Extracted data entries
________________________

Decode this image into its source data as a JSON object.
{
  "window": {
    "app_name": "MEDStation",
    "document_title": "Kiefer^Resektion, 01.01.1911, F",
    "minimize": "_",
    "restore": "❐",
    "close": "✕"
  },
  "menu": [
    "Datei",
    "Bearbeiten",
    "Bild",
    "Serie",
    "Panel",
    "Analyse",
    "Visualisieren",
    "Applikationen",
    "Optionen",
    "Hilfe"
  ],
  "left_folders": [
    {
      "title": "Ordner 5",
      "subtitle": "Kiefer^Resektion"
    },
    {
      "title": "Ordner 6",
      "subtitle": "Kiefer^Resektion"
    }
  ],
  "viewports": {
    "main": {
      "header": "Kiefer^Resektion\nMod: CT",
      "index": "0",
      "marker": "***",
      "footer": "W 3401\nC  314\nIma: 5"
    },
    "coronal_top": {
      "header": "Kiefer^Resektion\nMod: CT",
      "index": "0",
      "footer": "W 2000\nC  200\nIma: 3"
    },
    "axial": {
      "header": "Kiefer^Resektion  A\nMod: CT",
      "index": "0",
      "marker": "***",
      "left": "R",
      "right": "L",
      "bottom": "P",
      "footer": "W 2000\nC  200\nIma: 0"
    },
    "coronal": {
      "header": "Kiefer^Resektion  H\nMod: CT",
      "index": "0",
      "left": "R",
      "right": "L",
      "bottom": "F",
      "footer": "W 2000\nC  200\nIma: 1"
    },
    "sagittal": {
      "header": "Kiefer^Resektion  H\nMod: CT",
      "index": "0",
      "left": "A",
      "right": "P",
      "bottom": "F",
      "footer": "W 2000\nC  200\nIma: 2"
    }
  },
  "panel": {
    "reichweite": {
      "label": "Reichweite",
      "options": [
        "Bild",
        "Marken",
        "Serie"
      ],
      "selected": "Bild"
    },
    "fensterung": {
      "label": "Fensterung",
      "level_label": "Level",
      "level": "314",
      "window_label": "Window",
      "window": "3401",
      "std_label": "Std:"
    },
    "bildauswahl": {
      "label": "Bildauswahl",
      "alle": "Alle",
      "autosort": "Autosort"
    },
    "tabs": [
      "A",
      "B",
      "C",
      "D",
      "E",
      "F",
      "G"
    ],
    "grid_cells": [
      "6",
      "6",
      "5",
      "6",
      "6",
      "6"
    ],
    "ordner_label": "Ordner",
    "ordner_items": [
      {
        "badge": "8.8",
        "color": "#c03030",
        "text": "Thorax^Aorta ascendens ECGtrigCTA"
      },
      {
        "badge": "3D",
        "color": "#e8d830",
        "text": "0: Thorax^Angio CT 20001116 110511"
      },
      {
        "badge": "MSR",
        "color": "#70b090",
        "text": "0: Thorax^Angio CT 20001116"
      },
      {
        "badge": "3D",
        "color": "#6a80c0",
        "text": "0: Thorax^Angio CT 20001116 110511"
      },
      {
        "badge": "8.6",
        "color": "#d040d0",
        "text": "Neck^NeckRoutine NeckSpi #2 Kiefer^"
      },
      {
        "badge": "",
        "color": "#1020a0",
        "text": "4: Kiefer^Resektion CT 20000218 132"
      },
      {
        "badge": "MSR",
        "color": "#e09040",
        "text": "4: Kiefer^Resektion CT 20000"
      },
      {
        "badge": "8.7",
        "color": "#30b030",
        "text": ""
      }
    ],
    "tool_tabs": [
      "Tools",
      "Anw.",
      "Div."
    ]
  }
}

________________________

WRITTEN REQUEST: Once more, set down the full listing, verbatim.

EXERCISE RESULT:
Decode this image into its source data as a JSON object.
{
  "window": {
    "app_name": "MEDStation",
    "document_title": "Kiefer^Resektion, 01.01.1911, F",
    "minimize": "_",
    "restore": "❐",
    "close": "✕"
  },
  "menu": [
    "Datei",
    "Bearbeiten",
    "Bild",
    "Serie",
    "Panel",
    "Analyse",
    "Visualisieren",
    "Applikationen",
    "Optionen",
    "Hilfe"
  ],
  "left_folders": [
    {
      "title": "Ordner 5",
      "subtitle": "Kiefer^Resektion"
    },
    {
      "title": "Ordner 6",
      "subtitle": "Kiefer^Resektion"
    }
  ],
  "viewports": {
    "main": {
      "header": "Kiefer^Resektion\nMod: CT",
      "index": "0",
      "marker": "***",
      "footer": "W 3401\nC  314\nIma: 5"
    },
    "coronal_top": {
      "header": "Kiefer^Resektion\nMod: CT",
      "index": "0",
      "footer": "W 2000\nC  200\nIma: 3"
    },
    "axial": {
      "header": "Kiefer^Resektion  A\nMod: CT",
      "index": "0",
      "marker": "***",
      "left": "R",
      "right": "L",
      "bottom": "P",
      "footer": "W 2000\nC  200\nIma: 0"
    },
    "coronal": {
      "header": "Kiefer^Resektion  H\nMod: CT",
      "index": "0",
      "left": "R",
      "right": "L",
      "bottom": "F",
      "footer": "W 2000\nC  200\nIma: 1"
    },
    "sagittal": {
      "header": "Kiefer^Resektion  H\nMod: CT",
      "index": "0",
      "left": "A",
      "right": "P",
      "bottom": "F",
      "footer": "W 2000\nC  200\nIma: 2"
    }
  },
  "panel": {
    "reichweite": {
      "label": "Reichweite",
      "options": [
        "Bild",
        "Marken",
        "Serie"
      ],
      "selected": "Bild"
    },
    "fensterung": {
      "label": "Fensterung",
      "level_label": "Level",
      "level": "314",
      "window_label": "Window",
      "window": "3401",
      "std_label": "Std:"
    },
    "bildauswahl": {
      "label": "Bildauswahl",
      "alle": "Alle",
      "autosort": "Autosort"
    },
    "tabs": [
      "A",
      "B",
      "C",
      "D",
      "E",
      "F",
      "G"
    ],
    "grid_cells": [
      "6",
      "6",
      "5",
      "6",
      "6",
      "6"
    ],
    "ordner_label": "Ordner",
    "ordner_items": [
      {
        "badge": "8.8",
        "color": "#c03030",
        "text": "Thorax^Aorta ascendens ECGtrigCTA"
      },
      {
        "badge": "3D",
        "color": "#e8d830",
        "text": "0: Thorax^Angio CT 20001116 110511"
      },
      {
        "badge": "MSR",
        "color": "#70b090",
        "text": "0: Thorax^Angio CT 20001116"
      },
      {
        "badge": "3D",
        "color": "#6a80c0",
        "text": "0: Thorax^Angio CT 20001116 110511"
      },
      {
        "badge": "8.6",
        "color": "#d040d0",
        "text": "Neck^NeckRoutine NeckSpi #2 Kiefer^"
      },
      {
        "badge": "",
        "color": "#1020a0",
        "text": "4: Kiefer^Resektion CT 20000218 132"
      },
      {
        "badge": "MSR",
        "color": "#e09040",
        "text": "4: Kiefer^Resektion CT 20000"
      },
      {
        "badge": "8.7",
        "color": "#30b030",
        "text": ""
      }
    ],
    "tool_tabs": [
      "Tools",
      "Anw.",
      "Div."
    ]
  }
}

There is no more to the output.